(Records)

-- Start --

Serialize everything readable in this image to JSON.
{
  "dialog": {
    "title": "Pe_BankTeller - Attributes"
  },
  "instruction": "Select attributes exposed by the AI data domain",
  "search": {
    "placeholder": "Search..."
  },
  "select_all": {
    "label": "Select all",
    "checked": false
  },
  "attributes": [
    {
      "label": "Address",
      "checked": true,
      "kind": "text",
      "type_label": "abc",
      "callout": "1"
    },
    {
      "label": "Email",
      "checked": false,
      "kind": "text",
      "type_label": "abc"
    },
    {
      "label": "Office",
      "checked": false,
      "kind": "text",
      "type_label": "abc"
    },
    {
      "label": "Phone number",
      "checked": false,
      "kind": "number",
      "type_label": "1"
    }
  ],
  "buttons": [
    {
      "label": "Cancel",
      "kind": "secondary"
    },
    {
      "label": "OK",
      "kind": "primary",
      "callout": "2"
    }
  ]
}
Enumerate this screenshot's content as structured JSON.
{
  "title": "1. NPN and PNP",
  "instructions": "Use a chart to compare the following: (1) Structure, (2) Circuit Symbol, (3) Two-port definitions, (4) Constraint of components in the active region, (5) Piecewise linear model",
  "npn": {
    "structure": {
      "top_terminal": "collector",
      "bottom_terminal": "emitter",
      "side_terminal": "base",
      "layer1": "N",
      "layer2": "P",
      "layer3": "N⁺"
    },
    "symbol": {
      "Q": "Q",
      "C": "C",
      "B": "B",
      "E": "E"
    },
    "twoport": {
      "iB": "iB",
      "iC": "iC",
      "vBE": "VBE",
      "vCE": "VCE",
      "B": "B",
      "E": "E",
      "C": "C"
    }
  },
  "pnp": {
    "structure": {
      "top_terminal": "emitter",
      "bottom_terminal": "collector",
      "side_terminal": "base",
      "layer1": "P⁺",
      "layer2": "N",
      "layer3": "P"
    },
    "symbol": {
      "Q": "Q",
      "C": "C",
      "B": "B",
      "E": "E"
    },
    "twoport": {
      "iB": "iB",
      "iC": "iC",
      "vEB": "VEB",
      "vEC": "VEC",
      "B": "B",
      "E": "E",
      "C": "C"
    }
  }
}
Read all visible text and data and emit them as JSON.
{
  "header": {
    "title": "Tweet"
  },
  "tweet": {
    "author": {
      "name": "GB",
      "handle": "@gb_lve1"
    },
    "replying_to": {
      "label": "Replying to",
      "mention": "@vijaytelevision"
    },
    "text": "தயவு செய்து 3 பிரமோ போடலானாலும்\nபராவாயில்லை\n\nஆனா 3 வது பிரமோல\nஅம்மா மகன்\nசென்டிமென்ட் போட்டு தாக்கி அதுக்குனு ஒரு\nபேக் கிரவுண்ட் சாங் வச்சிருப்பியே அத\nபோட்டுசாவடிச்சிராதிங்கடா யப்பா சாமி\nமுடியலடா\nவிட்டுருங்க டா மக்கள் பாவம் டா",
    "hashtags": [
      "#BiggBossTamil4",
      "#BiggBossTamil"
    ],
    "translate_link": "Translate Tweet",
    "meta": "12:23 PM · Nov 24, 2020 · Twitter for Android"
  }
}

-- End --

_What the task asks:_ Retype all of the material, keeping each line exact.

_Answer below:_
Serialize everything readable in this image to JSON.
{
  "dialog": {
    "title": "Pe_BankTeller - Attributes"
  },
  "instruction": "Select attributes exposed by the AI data domain",
  "search": {
    "placeholder": "Search..."
  },
  "select_all": {
    "label": "Select all",
    "checked": false
  },
  "attributes": [
    {
      "label": "Address",
      "checked": true,
      "kind": "text",
      "type_label": "abc",
      "callout": "1"
    },
    {
      "label": "Email",
      "checked": false,
      "kind": "text",
      "type_label": "abc"
    },
    {
      "label": "Office",
      "checked": false,
      "kind": "text",
      "type_label": "abc"
    },
    {
      "label": "Phone number",
      "checked": false,
      "kind": "number",
      "type_label": "1"
    }
  ],
  "buttons": [
    {
      "label": "Cancel",
      "kind": "secondary"
    },
    {
      "label": "OK",
      "kind": "primary",
      "callout": "2"
    }
  ]
}
Enumerate this screenshot's content as structured JSON.
{
  "title": "1. NPN and PNP",
  "instructions": "Use a chart to compare the following: (1) Structure, (2) Circuit Symbol, (3) Two-port definitions, (4) Constraint of components in the active region, (5) Piecewise linear model",
  "npn": {
    "structure": {
      "top_terminal": "collector",
      "bottom_terminal": "emitter",
      "side_terminal": "base",
      "layer1": "N",
      "layer2": "P",
      "layer3": "N⁺"
    },
    "symbol": {
      "Q": "Q",
      "C": "C",
      "B": "B",
      "E": "E"
    },
    "twoport": {
      "iB": "iB",
      "iC": "iC",
      "vBE": "VBE",
      "vCE": "VCE",
      "B": "B",
      "E": "E",
      "C": "C"
    }
  },
  "pnp": {
    "structure": {
      "top_terminal": "emitter",
      "bottom_terminal": "collector",
      "side_terminal": "base",
      "layer1": "P⁺",
      "layer2": "N",
      "layer3": "P"
    },
    "symbol": {
      "Q": "Q",
      "C": "C",
      "B": "B",
      "E": "E"
    },
    "twoport": {
      "iB": "iB",
      "iC": "iC",
      "vEB": "VEB",
      "vEC": "VEC",
      "B": "B",
      "E": "E",
      "C": "C"
    }
  }
}
Read all visible text and data and emit them as JSON.
{
  "header": {
    "title": "Tweet"
  },
  "tweet": {
    "author": {
      "name": "GB",
      "handle": "@gb_lve1"
    },
    "replying_to": {
      "label": "Replying to",
      "mention": "@vijaytelevision"
    },
    "text": "தயவு செய்து 3 பிரமோ போடலானாலும்\nபராவாயில்லை\n\nஆனா 3 வது பிரமோல\nஅம்மா மகன்\nசென்டிமென்ட் போட்டு தாக்கி அதுக்குனு ஒரு\nபேக் கிரவுண்ட் சாங் வச்சிருப்பியே அத\nபோட்டுசாவடிச்சிராதிங்கடா யப்பா சாமி\nமுடியலடா\nவிட்டுருங்க டா மக்கள் பாவம் டா",
    "hashtags": [
      "#BiggBossTamil4",
      "#BiggBossTamil"
    ],
    "translate_link": "Translate Tweet",
    "meta": "12:23 PM · Nov 24, 2020 · Twitter for Android"
  }
}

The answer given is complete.